--- Data provided Enclosed Below ---
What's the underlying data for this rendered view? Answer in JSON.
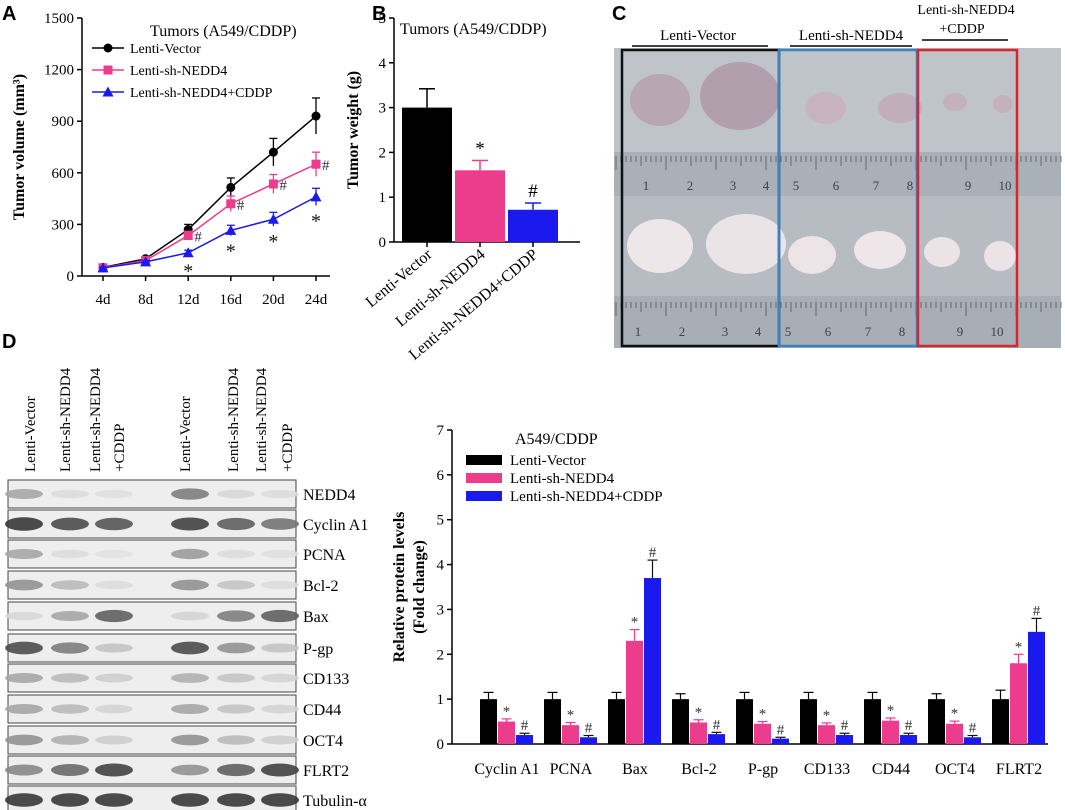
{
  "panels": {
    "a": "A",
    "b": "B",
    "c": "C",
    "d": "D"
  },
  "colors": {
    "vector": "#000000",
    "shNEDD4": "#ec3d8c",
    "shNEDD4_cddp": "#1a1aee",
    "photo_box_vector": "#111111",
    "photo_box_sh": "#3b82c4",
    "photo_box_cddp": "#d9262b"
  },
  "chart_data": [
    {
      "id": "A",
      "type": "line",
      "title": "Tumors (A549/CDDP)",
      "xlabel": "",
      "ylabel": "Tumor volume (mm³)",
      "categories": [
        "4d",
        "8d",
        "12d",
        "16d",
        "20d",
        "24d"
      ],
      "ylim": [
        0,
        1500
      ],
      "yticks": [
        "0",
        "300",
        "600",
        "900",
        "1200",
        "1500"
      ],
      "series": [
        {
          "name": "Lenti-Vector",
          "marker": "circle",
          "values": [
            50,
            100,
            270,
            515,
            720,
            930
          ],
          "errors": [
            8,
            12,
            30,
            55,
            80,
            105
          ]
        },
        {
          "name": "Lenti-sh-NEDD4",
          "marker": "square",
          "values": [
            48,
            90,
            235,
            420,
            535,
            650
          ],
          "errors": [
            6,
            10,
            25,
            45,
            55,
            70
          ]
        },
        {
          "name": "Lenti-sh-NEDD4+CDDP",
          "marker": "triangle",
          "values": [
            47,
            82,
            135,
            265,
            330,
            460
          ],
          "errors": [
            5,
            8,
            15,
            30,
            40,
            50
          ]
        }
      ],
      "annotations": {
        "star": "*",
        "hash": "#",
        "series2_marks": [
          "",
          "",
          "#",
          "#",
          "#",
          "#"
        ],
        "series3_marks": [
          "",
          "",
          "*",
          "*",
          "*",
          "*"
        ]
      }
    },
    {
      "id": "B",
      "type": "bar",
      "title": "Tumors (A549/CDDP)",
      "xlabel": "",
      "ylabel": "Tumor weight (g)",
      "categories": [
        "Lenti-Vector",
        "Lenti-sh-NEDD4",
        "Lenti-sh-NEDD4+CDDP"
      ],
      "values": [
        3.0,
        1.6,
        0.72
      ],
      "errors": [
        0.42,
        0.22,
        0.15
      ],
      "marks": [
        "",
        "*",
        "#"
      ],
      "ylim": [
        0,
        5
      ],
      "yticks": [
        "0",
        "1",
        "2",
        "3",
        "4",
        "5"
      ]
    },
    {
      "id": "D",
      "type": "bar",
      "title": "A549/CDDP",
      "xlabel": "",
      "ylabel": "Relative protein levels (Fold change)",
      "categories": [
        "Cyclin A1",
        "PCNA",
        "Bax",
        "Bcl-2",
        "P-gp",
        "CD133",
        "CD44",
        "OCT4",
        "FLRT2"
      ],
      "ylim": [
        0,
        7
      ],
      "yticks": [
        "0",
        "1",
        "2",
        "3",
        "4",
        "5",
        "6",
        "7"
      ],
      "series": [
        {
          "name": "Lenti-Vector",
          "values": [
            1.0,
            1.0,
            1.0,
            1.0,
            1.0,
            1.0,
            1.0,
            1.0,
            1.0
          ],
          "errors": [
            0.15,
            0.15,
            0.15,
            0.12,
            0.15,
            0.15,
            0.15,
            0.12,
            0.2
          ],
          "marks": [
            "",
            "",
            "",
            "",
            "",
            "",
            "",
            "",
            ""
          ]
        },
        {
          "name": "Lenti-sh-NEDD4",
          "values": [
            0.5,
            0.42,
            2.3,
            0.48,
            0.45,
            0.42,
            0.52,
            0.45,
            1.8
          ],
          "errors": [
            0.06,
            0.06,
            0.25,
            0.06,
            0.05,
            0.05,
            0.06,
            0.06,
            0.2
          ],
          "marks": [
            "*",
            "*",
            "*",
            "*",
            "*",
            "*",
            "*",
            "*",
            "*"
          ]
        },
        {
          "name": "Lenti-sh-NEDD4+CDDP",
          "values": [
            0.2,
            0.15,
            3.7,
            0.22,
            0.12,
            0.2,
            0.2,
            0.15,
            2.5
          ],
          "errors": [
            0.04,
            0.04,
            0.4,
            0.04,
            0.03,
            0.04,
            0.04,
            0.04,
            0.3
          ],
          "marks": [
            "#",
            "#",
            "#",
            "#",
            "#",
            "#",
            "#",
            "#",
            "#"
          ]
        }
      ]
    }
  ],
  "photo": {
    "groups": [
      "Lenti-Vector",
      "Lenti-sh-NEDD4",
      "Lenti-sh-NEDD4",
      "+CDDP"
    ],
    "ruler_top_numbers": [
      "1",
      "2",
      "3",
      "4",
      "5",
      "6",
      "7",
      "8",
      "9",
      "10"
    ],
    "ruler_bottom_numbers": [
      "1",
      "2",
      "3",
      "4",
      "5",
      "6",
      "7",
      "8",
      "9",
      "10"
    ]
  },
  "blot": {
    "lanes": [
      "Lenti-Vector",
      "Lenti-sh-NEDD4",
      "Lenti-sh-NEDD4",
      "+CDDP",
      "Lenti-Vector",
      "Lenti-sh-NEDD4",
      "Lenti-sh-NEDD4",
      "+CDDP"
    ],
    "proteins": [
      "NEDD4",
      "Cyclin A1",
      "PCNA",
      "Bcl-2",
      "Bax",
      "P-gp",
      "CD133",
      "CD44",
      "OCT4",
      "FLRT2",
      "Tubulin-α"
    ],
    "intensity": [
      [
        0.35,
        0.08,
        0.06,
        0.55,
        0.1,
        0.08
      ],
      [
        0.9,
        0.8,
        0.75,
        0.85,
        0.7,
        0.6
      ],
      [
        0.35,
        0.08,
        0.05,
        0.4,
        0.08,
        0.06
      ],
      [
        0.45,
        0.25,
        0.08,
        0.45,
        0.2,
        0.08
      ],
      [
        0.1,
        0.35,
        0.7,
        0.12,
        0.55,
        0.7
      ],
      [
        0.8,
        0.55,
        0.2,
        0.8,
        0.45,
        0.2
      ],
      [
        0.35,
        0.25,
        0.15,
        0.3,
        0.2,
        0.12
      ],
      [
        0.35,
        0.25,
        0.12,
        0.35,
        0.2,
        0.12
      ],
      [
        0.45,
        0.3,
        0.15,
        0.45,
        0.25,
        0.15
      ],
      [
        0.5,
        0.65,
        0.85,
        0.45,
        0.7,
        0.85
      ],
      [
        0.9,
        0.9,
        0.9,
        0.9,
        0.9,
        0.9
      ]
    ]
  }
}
--- End of Enclosed Data provided ---
--- Data provided Enclosed Below ---
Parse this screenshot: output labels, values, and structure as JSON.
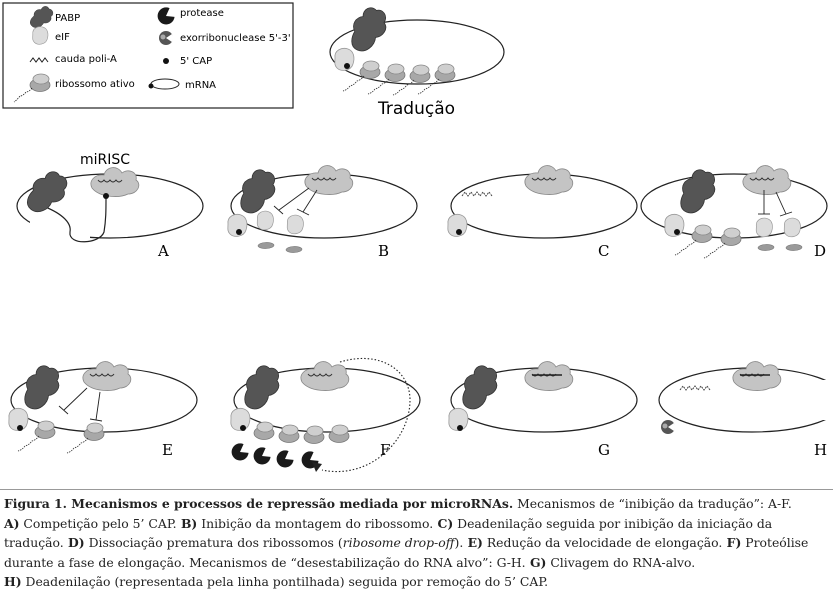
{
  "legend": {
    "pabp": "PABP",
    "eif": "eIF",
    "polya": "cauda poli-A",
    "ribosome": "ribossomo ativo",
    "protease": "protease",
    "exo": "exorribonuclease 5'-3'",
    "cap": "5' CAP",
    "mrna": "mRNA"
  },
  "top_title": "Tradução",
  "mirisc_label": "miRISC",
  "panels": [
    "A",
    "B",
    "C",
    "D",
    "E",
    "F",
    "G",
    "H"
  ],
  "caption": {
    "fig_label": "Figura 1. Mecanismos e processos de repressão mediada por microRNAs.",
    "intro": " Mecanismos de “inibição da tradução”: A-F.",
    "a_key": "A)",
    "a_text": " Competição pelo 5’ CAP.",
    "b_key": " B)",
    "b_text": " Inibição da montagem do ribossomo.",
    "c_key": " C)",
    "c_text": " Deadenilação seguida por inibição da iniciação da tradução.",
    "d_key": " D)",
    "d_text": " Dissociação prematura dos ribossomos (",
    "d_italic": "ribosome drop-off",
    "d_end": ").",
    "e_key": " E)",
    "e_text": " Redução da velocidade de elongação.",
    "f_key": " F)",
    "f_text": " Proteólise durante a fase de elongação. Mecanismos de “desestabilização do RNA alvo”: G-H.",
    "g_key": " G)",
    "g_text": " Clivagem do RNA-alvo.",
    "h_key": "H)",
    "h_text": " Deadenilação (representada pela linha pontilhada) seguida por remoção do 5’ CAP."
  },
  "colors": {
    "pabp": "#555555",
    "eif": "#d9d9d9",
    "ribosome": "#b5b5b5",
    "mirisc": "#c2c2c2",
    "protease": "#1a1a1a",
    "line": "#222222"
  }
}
--- End of Enclosed Data provided ---
Show, from the material above, each line that includes the string "Deadenilação".

    "c_text": " Deadenilação seguida por inibição da iniciação da tradução.",
    "h_text": " Deadenilação (representada pela linha pontilhada) seguida por remoção do 5’ CAP."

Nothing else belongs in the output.